Reproduce the line that holds "Convert this document image to plain text." together with all the lines after it up to the end of the entries.

——————

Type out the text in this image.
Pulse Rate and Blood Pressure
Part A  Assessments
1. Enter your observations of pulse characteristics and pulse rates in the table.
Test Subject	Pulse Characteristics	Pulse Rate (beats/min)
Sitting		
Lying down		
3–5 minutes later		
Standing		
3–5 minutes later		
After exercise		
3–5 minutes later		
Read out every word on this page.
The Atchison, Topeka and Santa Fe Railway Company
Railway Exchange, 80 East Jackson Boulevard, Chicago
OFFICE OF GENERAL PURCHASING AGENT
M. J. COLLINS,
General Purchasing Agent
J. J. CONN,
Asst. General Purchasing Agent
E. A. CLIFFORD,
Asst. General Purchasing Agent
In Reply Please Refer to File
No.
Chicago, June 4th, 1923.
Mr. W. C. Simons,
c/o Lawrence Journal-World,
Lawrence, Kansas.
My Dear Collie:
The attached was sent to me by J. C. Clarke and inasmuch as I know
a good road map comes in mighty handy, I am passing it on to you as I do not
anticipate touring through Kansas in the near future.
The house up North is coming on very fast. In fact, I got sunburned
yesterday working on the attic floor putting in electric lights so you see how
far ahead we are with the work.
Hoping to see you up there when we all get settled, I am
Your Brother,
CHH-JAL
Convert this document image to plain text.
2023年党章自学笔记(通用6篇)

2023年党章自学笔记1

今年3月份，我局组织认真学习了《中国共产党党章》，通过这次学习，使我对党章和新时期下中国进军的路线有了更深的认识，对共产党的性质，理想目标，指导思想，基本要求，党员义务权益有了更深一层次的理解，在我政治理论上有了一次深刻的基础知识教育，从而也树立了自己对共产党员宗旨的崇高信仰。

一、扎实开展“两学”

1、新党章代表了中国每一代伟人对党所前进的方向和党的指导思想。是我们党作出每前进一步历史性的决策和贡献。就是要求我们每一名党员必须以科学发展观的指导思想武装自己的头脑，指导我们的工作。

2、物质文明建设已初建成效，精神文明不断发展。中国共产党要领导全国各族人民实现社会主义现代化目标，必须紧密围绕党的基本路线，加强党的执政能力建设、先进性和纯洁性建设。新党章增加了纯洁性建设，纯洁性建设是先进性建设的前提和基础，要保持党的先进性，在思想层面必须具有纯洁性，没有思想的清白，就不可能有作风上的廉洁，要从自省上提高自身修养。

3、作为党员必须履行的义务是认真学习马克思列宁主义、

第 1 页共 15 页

——————

# The response
Convert this document image to plain text.
2023年党章自学笔记(通用6篇)

2023年党章自学笔记1

今年3月份，我局组织认真学习了《中国共产党党章》，通过这次学习，使我对党章和新时期下中国进军的路线有了更深的认识，对共产党的性质，理想目标，指导思想，基本要求，党员义务权益有了更深一层次的理解，在我政治理论上有了一次深刻的基础知识教育，从而也树立了自己对共产党员宗旨的崇高信仰。

一、扎实开展“两学”

1、新党章代表了中国每一代伟人对党所前进的方向和党的指导思想。是我们党作出每前进一步历史性的决策和贡献。就是要求我们每一名党员必须以科学发展观的指导思想武装自己的头脑，指导我们的工作。

2、物质文明建设已初建成效，精神文明不断发展。中国共产党要领导全国各族人民实现社会主义现代化目标，必须紧密围绕党的基本路线，加强党的执政能力建设、先进性和纯洁性建设。新党章增加了纯洁性建设，纯洁性建设是先进性建设的前提和基础，要保持党的先进性，在思想层面必须具有纯洁性，没有思想的清白，就不可能有作风上的廉洁，要从自省上提高自身修养。

3、作为党员必须履行的义务是认真学习马克思列宁主义、

第 1 页共 15 页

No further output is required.